- EXERCISE MATERIAL
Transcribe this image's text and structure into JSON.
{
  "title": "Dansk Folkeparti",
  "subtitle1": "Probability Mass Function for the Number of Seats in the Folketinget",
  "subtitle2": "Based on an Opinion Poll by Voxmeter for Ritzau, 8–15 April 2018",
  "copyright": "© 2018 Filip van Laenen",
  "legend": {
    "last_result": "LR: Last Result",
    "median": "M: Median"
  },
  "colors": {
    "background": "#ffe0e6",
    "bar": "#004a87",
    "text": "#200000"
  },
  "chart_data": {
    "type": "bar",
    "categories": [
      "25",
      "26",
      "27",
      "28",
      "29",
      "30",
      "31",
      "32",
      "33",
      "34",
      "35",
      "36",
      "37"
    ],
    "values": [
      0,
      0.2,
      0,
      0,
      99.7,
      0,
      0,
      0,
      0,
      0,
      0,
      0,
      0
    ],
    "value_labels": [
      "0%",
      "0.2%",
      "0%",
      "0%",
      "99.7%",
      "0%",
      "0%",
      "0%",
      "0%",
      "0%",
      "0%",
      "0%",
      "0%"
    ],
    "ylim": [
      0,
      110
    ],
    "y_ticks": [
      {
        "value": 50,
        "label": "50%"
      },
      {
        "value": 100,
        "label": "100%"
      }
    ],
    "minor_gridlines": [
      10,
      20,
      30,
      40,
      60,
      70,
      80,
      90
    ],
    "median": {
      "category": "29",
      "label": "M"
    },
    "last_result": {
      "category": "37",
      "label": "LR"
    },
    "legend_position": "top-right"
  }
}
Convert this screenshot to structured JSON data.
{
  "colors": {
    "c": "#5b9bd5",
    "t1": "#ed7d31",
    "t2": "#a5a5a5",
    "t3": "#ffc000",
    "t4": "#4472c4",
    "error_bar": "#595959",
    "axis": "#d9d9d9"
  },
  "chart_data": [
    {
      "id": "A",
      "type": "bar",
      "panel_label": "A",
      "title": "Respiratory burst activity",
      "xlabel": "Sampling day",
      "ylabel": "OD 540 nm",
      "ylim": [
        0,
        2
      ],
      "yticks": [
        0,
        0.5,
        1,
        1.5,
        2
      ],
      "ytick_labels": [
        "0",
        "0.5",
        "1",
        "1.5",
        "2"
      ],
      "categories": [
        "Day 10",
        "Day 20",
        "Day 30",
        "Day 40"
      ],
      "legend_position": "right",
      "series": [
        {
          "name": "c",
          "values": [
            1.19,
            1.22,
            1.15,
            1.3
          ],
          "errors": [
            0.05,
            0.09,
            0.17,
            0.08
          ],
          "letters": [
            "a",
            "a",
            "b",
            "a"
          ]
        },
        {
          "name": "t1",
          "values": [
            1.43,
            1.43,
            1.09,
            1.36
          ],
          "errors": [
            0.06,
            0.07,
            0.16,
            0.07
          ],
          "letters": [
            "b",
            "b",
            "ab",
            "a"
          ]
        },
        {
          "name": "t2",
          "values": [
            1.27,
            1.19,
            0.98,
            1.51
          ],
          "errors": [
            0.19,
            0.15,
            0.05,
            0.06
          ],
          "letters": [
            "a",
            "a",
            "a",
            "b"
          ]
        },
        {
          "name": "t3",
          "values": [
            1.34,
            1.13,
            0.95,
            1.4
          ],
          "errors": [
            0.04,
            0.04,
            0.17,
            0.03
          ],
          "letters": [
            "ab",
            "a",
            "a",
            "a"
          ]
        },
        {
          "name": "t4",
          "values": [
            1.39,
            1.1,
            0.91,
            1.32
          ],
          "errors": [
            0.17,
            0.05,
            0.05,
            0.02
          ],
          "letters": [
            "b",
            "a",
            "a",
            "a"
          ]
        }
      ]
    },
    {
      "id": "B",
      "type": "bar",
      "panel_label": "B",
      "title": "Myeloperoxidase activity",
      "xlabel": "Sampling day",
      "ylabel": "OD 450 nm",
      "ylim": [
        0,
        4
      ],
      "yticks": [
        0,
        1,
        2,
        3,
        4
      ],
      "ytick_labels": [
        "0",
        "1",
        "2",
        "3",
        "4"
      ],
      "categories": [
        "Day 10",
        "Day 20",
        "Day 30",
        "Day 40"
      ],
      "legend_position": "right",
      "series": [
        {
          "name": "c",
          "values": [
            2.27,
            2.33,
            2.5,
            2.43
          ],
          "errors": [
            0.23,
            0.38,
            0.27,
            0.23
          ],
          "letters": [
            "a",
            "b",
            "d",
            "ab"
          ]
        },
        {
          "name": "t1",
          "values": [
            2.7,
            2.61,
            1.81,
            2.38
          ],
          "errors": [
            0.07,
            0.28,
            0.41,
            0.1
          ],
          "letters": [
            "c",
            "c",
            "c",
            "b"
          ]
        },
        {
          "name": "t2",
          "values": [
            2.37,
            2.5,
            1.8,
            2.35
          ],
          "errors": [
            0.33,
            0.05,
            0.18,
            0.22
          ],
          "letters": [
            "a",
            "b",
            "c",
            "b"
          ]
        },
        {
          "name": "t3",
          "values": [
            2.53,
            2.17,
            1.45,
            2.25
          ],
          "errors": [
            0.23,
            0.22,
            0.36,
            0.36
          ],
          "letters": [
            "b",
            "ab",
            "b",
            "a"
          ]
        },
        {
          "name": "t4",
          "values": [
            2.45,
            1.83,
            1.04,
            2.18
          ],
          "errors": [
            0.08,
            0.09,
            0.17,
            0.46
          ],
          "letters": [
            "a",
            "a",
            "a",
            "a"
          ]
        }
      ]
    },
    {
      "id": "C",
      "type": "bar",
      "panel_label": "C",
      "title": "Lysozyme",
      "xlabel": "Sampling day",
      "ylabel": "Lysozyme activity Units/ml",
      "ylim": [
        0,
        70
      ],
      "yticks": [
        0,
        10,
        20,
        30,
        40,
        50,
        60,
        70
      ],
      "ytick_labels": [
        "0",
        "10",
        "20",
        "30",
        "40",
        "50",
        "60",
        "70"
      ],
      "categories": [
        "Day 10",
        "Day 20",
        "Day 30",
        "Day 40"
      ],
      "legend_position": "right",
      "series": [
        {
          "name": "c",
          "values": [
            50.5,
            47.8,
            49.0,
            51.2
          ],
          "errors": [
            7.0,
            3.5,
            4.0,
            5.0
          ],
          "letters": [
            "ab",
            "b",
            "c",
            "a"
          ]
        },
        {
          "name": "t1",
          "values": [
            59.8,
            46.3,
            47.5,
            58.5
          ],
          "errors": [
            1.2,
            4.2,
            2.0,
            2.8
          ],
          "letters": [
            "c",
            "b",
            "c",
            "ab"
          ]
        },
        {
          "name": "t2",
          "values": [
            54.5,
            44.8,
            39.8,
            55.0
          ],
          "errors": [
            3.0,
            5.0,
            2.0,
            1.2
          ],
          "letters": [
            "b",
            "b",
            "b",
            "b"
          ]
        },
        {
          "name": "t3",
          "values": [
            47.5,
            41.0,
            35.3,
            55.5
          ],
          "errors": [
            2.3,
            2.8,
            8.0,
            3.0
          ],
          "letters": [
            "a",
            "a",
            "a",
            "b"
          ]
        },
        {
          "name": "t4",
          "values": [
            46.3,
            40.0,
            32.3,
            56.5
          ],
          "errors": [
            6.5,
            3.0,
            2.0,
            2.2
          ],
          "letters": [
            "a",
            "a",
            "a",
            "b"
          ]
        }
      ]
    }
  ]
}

- GIVEN PROBLEM
Print all of the data exactly as it was given.

- ANSWER TO THIS EXERCISE
Transcribe this image's text and structure into JSON.
{
  "title": "Dansk Folkeparti",
  "subtitle1": "Probability Mass Function for the Number of Seats in the Folketinget",
  "subtitle2": "Based on an Opinion Poll by Voxmeter for Ritzau, 8–15 April 2018",
  "copyright": "© 2018 Filip van Laenen",
  "legend": {
    "last_result": "LR: Last Result",
    "median": "M: Median"
  },
  "colors": {
    "background": "#ffe0e6",
    "bar": "#004a87",
    "text": "#200000"
  },
  "chart_data": {
    "type": "bar",
    "categories": [
      "25",
      "26",
      "27",
      "28",
      "29",
      "30",
      "31",
      "32",
      "33",
      "34",
      "35",
      "36",
      "37"
    ],
    "values": [
      0,
      0.2,
      0,
      0,
      99.7,
      0,
      0,
      0,
      0,
      0,
      0,
      0,
      0
    ],
    "value_labels": [
      "0%",
      "0.2%",
      "0%",
      "0%",
      "99.7%",
      "0%",
      "0%",
      "0%",
      "0%",
      "0%",
      "0%",
      "0%",
      "0%"
    ],
    "ylim": [
      0,
      110
    ],
    "y_ticks": [
      {
        "value": 50,
        "label": "50%"
      },
      {
        "value": 100,
        "label": "100%"
      }
    ],
    "minor_gridlines": [
      10,
      20,
      30,
      40,
      60,
      70,
      80,
      90
    ],
    "median": {
      "category": "29",
      "label": "M"
    },
    "last_result": {
      "category": "37",
      "label": "LR"
    },
    "legend_position": "top-right"
  }
}
Convert this screenshot to structured JSON data.
{
  "colors": {
    "c": "#5b9bd5",
    "t1": "#ed7d31",
    "t2": "#a5a5a5",
    "t3": "#ffc000",
    "t4": "#4472c4",
    "error_bar": "#595959",
    "axis": "#d9d9d9"
  },
  "chart_data": [
    {
      "id": "A",
      "type": "bar",
      "panel_label": "A",
      "title": "Respiratory burst activity",
      "xlabel": "Sampling day",
      "ylabel": "OD 540 nm",
      "ylim": [
        0,
        2
      ],
      "yticks": [
        0,
        0.5,
        1,
        1.5,
        2
      ],
      "ytick_labels": [
        "0",
        "0.5",
        "1",
        "1.5",
        "2"
      ],
      "categories": [
        "Day 10",
        "Day 20",
        "Day 30",
        "Day 40"
      ],
      "legend_position": "right",
      "series": [
        {
          "name": "c",
          "values": [
            1.19,
            1.22,
            1.15,
            1.3
          ],
          "errors": [
            0.05,
            0.09,
            0.17,
            0.08
          ],
          "letters": [
            "a",
            "a",
            "b",
            "a"
          ]
        },
        {
          "name": "t1",
          "values": [
            1.43,
            1.43,
            1.09,
            1.36
          ],
          "errors": [
            0.06,
            0.07,
            0.16,
            0.07
          ],
          "letters": [
            "b",
            "b",
            "ab",
            "a"
          ]
        },
        {
          "name": "t2",
          "values": [
            1.27,
            1.19,
            0.98,
            1.51
          ],
          "errors": [
            0.19,
            0.15,
            0.05,
            0.06
          ],
          "letters": [
            "a",
            "a",
            "a",
            "b"
          ]
        },
        {
          "name": "t3",
          "values": [
            1.34,
            1.13,
            0.95,
            1.4
          ],
          "errors": [
            0.04,
            0.04,
            0.17,
            0.03
          ],
          "letters": [
            "ab",
            "a",
            "a",
            "a"
          ]
        },
        {
          "name": "t4",
          "values": [
            1.39,
            1.1,
            0.91,
            1.32
          ],
          "errors": [
            0.17,
            0.05,
            0.05,
            0.02
          ],
          "letters": [
            "b",
            "a",
            "a",
            "a"
          ]
        }
      ]
    },
    {
      "id": "B",
      "type": "bar",
      "panel_label": "B",
      "title": "Myeloperoxidase activity",
      "xlabel": "Sampling day",
      "ylabel": "OD 450 nm",
      "ylim": [
        0,
        4
      ],
      "yticks": [
        0,
        1,
        2,
        3,
        4
      ],
      "ytick_labels": [
        "0",
        "1",
        "2",
        "3",
        "4"
      ],
      "categories": [
        "Day 10",
        "Day 20",
        "Day 30",
        "Day 40"
      ],
      "legend_position": "right",
      "series": [
        {
          "name": "c",
          "values": [
            2.27,
            2.33,
            2.5,
            2.43
          ],
          "errors": [
            0.23,
            0.38,
            0.27,
            0.23
          ],
          "letters": [
            "a",
            "b",
            "d",
            "ab"
          ]
        },
        {
          "name": "t1",
          "values": [
            2.7,
            2.61,
            1.81,
            2.38
          ],
          "errors": [
            0.07,
            0.28,
            0.41,
            0.1
          ],
          "letters": [
            "c",
            "c",
            "c",
            "b"
          ]
        },
        {
          "name": "t2",
          "values": [
            2.37,
            2.5,
            1.8,
            2.35
          ],
          "errors": [
            0.33,
            0.05,
            0.18,
            0.22
          ],
          "letters": [
            "a",
            "b",
            "c",
            "b"
          ]
        },
        {
          "name": "t3",
          "values": [
            2.53,
            2.17,
            1.45,
            2.25
          ],
          "errors": [
            0.23,
            0.22,
            0.36,
            0.36
          ],
          "letters": [
            "b",
            "ab",
            "b",
            "a"
          ]
        },
        {
          "name": "t4",
          "values": [
            2.45,
            1.83,
            1.04,
            2.18
          ],
          "errors": [
            0.08,
            0.09,
            0.17,
            0.46
          ],
          "letters": [
            "a",
            "a",
            "a",
            "a"
          ]
        }
      ]
    },
    {
      "id": "C",
      "type": "bar",
      "panel_label": "C",
      "title": "Lysozyme",
      "xlabel": "Sampling day",
      "ylabel": "Lysozyme activity Units/ml",
      "ylim": [
        0,
        70
      ],
      "yticks": [
        0,
        10,
        20,
        30,
        40,
        50,
        60,
        70
      ],
      "ytick_labels": [
        "0",
        "10",
        "20",
        "30",
        "40",
        "50",
        "60",
        "70"
      ],
      "categories": [
        "Day 10",
        "Day 20",
        "Day 30",
        "Day 40"
      ],
      "legend_position": "right",
      "series": [
        {
          "name": "c",
          "values": [
            50.5,
            47.8,
            49.0,
            51.2
          ],
          "errors": [
            7.0,
            3.5,
            4.0,
            5.0
          ],
          "letters": [
            "ab",
            "b",
            "c",
            "a"
          ]
        },
        {
          "name": "t1",
          "values": [
            59.8,
            46.3,
            47.5,
            58.5
          ],
          "errors": [
            1.2,
            4.2,
            2.0,
            2.8
          ],
          "letters": [
            "c",
            "b",
            "c",
            "ab"
          ]
        },
        {
          "name": "t2",
          "values": [
            54.5,
            44.8,
            39.8,
            55.0
          ],
          "errors": [
            3.0,
            5.0,
            2.0,
            1.2
          ],
          "letters": [
            "b",
            "b",
            "b",
            "b"
          ]
        },
        {
          "name": "t3",
          "values": [
            47.5,
            41.0,
            35.3,
            55.5
          ],
          "errors": [
            2.3,
            2.8,
            8.0,
            3.0
          ],
          "letters": [
            "a",
            "a",
            "a",
            "b"
          ]
        },
        {
          "name": "t4",
          "values": [
            46.3,
            40.0,
            32.3,
            56.5
          ],
          "errors": [
            6.5,
            3.0,
            2.0,
            2.2
          ],
          "letters": [
            "a",
            "a",
            "a",
            "b"
          ]
        }
      ]
    }
  ]
}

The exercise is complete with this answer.